===== Source passage

But it's not for nothing that Williams and Twitter have become the darling of Silicon Valley. Twitter is a favored way to share thoughts, observations and snippets of information, and even has celebrity endorsements—Shaquille O'Neal signed up in 2008. (Follow him at http://twitter.com/THE_REAL_SHAQ.) More importantly, it's become, in the words of investor Roger Ehrenberg, an "enabling platform," a way for people to easily and quickly rally around a common interest or topic. This is true even for sudden and unpredictable events. After the Chengdu earthquake in May, the writer and tech enthusiast Robert Scoble used Twitter to organize news coming out of China, and claims to have shared on-the-scene reports an hour before CNN even started talking about the disaster.
Because Williams decided early on to keep Twitter open and let outside programmers develop applications based on it, there's been a torrent of Twitter-related creativity. StockTwits, one of Ehrenberg's investments, lets finance fanatics hear what other traders think about a particular company, investment idea, or stock market move. And, just as during the Chengdu earthquake, the information flows in real time—an obvious benefit when you're trying to figure out where the Dow is headed.
You can expect more narrowly focused add-ons like StockTwits in 2009, which will transform the way enthusiasts share information about their passions. Williams's challenge for the year will be to figure out a way to channel all this enthusiasm into a business model. He reportedly turned down a $500 million offer from Facebook earlier this year—a bold move indicating he's got big plans for the 31-person company. He's hinted that advertising won't be the way forward, saying he wants revenues to be "product-based," whatever that means. (One guess is that he'll start selling a secure, private version of the service to companies.) No matter what he decides, it had better be an idea simple enough to convey in 140 characters or less.

==========
===== Listed records

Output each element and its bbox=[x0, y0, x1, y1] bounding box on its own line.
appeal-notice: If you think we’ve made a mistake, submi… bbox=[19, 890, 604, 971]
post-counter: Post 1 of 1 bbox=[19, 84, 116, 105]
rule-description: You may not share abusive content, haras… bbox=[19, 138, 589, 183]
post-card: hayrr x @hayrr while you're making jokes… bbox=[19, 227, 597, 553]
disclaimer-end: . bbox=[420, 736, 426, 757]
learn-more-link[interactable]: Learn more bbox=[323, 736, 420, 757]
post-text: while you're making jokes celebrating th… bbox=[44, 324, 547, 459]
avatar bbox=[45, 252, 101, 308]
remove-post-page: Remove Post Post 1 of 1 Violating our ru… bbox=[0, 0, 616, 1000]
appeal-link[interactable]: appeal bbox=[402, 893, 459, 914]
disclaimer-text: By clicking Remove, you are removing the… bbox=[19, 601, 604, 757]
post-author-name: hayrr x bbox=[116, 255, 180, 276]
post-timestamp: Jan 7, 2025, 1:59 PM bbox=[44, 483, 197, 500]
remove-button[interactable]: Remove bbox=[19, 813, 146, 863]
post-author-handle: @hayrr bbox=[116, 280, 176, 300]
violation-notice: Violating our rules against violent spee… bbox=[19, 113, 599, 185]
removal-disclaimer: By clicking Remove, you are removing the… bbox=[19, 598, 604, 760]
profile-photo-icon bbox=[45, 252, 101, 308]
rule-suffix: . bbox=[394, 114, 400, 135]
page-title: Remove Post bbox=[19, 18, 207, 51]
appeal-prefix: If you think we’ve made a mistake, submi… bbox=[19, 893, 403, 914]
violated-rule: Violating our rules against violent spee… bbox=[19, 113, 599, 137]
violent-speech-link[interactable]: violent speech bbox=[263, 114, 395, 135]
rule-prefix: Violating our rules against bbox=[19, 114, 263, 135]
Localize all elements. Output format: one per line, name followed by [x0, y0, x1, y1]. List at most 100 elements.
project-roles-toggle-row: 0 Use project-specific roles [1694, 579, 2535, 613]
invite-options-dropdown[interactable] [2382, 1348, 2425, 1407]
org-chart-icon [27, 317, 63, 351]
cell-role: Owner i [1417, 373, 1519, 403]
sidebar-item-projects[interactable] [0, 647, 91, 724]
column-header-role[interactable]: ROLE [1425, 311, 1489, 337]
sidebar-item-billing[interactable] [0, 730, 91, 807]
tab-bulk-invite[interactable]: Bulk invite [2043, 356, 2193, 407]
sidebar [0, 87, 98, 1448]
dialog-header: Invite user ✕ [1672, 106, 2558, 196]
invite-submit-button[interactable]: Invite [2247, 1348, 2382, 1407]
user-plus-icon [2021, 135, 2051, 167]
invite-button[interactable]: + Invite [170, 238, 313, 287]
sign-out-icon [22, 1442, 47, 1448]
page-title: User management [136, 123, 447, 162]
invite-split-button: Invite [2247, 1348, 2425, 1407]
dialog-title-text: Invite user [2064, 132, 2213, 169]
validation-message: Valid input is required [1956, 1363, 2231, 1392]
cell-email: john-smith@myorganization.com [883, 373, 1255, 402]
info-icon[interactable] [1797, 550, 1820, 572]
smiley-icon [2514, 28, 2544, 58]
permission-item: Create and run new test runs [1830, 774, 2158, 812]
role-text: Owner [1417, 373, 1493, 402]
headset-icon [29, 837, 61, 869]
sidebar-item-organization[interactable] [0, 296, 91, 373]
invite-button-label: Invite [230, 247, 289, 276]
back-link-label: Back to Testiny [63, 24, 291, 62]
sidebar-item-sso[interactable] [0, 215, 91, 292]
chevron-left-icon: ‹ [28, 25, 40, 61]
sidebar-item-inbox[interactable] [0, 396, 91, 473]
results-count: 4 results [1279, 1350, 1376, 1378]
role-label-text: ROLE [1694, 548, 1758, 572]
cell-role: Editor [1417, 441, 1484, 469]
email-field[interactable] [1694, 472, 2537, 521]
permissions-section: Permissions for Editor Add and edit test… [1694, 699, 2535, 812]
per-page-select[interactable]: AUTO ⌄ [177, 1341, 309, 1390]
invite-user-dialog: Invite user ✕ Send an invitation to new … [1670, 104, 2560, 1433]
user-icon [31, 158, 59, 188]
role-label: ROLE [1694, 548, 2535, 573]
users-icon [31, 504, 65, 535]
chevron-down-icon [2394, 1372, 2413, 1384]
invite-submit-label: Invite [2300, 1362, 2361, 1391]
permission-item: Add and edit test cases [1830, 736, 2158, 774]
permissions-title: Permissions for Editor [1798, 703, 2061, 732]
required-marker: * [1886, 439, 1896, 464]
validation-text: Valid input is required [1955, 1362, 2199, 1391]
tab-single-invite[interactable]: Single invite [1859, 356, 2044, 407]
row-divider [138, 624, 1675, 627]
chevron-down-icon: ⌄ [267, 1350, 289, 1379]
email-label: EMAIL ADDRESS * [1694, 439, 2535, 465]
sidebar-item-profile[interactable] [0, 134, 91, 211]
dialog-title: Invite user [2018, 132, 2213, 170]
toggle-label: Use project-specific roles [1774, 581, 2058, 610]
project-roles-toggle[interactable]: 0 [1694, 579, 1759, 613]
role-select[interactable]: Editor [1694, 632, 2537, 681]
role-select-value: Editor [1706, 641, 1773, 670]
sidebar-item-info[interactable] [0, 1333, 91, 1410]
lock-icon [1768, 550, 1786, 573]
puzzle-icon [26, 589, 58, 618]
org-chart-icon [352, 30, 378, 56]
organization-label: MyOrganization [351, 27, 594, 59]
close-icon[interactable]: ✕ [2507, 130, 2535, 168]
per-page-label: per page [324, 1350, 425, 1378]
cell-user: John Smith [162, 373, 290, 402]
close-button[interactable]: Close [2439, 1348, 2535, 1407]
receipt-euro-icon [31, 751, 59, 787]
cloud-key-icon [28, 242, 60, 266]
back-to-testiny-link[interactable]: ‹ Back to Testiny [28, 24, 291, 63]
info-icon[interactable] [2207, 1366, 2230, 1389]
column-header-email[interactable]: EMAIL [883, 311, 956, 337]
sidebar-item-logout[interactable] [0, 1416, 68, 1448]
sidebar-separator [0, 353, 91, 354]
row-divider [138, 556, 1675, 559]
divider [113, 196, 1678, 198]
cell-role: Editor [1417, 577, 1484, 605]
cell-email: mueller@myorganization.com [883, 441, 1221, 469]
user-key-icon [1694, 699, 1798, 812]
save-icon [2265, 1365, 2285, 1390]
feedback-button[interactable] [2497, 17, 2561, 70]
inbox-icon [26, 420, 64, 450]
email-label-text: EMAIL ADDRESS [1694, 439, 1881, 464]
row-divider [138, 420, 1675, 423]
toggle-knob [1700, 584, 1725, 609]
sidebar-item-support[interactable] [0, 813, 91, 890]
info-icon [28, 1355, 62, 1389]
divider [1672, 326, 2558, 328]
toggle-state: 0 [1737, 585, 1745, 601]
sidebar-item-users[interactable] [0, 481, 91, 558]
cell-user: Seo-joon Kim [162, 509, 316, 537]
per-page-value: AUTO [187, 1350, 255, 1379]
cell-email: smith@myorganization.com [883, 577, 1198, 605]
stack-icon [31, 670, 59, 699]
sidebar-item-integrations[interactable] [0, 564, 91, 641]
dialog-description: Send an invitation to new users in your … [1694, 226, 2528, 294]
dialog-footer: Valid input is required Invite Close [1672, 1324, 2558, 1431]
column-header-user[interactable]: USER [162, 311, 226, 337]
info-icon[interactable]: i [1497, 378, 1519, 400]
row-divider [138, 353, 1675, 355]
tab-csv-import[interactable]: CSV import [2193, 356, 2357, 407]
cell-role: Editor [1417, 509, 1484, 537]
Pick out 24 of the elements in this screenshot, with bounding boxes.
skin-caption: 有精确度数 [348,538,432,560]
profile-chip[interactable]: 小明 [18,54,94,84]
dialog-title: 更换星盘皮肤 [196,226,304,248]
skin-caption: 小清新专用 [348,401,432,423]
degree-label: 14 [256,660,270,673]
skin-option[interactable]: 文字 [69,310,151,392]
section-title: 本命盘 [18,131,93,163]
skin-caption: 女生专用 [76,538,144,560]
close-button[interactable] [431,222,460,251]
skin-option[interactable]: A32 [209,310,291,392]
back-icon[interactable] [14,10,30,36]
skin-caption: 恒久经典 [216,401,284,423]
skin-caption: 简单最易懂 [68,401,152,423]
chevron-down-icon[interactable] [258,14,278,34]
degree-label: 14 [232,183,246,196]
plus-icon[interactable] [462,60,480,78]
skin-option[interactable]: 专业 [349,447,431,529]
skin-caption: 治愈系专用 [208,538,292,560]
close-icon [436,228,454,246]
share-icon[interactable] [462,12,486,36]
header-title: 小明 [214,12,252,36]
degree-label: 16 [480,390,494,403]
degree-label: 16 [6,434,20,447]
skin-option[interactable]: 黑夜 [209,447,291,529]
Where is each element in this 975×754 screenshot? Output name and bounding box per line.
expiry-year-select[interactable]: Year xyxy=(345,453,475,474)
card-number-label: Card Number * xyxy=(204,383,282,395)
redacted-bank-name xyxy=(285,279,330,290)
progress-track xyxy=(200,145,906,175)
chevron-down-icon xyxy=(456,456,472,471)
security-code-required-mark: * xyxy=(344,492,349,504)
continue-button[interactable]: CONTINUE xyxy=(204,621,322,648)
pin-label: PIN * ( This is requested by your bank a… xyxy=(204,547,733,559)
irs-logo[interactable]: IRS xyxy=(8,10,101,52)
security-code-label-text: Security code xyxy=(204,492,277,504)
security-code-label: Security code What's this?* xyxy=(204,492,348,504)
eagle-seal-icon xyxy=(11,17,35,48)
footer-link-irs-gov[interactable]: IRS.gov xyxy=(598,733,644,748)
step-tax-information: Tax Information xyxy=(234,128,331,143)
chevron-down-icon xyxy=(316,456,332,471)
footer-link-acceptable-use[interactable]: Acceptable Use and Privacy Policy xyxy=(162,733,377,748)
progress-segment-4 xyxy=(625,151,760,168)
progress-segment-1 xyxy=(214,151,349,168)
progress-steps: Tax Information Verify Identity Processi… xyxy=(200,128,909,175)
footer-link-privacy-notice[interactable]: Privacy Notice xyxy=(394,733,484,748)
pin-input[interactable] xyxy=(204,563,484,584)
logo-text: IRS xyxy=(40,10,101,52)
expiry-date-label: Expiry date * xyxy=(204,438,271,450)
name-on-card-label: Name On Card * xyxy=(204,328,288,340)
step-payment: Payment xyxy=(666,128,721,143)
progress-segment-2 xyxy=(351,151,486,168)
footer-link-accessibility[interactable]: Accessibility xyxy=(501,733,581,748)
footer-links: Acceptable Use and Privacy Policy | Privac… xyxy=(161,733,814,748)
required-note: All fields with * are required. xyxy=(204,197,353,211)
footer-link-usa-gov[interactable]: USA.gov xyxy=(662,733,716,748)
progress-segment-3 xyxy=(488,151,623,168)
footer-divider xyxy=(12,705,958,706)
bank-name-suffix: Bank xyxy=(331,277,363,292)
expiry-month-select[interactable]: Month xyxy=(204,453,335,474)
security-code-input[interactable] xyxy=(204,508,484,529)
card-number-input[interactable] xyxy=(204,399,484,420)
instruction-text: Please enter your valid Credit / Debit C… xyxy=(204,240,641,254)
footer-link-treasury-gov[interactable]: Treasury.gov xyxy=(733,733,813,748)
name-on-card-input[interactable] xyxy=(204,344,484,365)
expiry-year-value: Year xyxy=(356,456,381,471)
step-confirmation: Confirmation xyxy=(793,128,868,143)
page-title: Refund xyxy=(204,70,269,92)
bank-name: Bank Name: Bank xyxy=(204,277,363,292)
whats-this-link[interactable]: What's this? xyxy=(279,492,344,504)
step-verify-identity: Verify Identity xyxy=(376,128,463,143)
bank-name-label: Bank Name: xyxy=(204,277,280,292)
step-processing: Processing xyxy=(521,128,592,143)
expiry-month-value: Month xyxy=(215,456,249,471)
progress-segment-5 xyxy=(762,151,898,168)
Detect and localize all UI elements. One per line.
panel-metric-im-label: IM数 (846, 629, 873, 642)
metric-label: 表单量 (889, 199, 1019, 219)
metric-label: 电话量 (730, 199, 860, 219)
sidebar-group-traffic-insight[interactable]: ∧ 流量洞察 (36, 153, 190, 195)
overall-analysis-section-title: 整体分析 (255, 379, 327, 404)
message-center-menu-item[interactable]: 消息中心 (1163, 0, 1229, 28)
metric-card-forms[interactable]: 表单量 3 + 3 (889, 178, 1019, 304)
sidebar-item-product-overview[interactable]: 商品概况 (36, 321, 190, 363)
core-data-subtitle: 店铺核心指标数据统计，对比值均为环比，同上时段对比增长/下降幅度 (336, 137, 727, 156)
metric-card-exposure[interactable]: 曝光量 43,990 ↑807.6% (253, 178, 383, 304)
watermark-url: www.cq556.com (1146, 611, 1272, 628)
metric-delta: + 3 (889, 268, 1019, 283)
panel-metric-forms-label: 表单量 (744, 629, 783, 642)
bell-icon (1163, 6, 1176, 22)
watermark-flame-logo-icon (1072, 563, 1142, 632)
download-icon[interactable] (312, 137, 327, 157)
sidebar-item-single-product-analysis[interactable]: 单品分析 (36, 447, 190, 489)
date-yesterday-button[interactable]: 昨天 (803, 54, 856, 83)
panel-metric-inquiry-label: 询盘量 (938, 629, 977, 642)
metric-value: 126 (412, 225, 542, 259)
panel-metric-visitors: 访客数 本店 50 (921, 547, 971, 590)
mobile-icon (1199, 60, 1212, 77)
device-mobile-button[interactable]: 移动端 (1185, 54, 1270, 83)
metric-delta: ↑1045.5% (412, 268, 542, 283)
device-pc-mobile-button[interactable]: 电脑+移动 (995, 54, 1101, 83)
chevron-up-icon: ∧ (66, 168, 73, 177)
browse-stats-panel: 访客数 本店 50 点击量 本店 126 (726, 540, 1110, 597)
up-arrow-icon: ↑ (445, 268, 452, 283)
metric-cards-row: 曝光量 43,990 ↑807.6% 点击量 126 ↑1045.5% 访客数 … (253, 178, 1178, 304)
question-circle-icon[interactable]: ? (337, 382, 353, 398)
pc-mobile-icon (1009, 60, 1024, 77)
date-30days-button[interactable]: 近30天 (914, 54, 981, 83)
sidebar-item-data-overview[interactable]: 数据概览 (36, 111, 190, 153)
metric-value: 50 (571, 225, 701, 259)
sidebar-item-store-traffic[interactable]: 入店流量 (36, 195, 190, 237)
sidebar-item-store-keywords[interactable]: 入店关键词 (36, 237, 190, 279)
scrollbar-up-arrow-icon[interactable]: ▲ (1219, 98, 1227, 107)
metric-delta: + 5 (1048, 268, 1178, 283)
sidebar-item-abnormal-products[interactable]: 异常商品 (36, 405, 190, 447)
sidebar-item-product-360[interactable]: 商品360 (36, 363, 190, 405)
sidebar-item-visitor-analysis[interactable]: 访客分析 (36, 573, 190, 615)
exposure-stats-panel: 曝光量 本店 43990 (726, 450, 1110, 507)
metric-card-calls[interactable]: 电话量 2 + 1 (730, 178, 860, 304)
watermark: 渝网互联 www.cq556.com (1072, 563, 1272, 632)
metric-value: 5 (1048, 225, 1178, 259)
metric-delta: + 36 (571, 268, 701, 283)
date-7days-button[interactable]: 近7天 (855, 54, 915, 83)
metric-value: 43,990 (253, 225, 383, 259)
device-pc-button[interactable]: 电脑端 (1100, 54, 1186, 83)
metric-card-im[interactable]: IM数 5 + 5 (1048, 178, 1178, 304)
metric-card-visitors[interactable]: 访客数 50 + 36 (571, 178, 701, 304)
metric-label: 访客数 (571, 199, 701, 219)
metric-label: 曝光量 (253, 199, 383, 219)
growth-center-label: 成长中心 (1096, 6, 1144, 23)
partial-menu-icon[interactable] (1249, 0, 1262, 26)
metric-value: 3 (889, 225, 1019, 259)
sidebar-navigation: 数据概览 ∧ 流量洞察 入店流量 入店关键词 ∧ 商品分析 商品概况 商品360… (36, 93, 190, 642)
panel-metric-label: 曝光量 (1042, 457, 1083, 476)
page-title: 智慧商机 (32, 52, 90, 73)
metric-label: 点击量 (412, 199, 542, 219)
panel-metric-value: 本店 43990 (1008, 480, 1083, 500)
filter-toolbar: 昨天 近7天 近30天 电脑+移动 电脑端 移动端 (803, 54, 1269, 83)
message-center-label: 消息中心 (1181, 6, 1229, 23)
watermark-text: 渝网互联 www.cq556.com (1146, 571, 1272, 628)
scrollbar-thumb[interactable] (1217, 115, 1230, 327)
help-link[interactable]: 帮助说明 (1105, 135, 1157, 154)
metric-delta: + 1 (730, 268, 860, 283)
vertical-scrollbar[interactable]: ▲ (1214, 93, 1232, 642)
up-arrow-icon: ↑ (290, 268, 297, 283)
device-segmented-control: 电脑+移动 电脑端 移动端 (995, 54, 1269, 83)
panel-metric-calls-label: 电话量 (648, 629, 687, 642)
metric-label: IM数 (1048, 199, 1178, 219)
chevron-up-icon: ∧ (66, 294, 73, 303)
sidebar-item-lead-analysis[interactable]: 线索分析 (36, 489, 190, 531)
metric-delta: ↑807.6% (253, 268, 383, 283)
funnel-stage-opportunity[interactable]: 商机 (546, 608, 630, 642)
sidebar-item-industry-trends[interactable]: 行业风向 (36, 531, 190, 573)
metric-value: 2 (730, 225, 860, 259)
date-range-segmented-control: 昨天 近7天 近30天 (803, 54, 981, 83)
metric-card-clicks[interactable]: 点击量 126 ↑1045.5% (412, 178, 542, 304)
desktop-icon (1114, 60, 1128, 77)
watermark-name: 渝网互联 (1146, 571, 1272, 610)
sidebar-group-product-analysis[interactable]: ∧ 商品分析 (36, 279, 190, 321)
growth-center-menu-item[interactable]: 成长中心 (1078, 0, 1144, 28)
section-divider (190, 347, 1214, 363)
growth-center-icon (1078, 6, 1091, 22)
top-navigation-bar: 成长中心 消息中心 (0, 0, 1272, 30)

==========

Required actions =>
A. In the passage about Twitter, how large was the Facebook offer that Williams reportedly turned down?
B. Duplicate the passage about Twitter from "Because Williams decided" up to and including "Dow is headed.".
C. Pick up the passage about Twitter after its final sentence and keep writing it.
The lines above come from a separate source.

Numbered responses =>
A. $500 million.

B.
Because Williams decided early on to keep Twitter open and let outside programmers develop applications based on it, there's been a torrent of Twitter-related creativity. StockTwits, one of Ehrenberg's investments, lets finance fanatics hear what other traders think about a particular company, investment idea, or stock market move. And, just as during the Chengdu earthquake, the information flows in real time—an obvious benefit when you're trying to figure out where the Dow is headed.

C.
Jason Kilar
Hulu
Media companies have hardly embraced placing their video and audio content on the Internet. The relationship has mostly been fought out in the courts—think Napster, Grokster and, most recently, Viacom's $1 billion lawsuit against YouTube for "massive intentional copyright infringement" that is still making its way through the courts.
Enter Kilar, the young chief executive of Hulu.com. Hulu started life as a joint venture between NBC Universal and News Corp. Top executives at both companies were frustrated by the swiftly growing world of online video, which (illegally) helped itself to their shows and movies. They wanted to capitalize on the stampede toward Web-based video without falling under its hooves. Kilar, a top executive at Amazon.com, joined the startup in June 2007. He quickly assembled an engineering team and, after just nine months, unveiled Hulu to the public.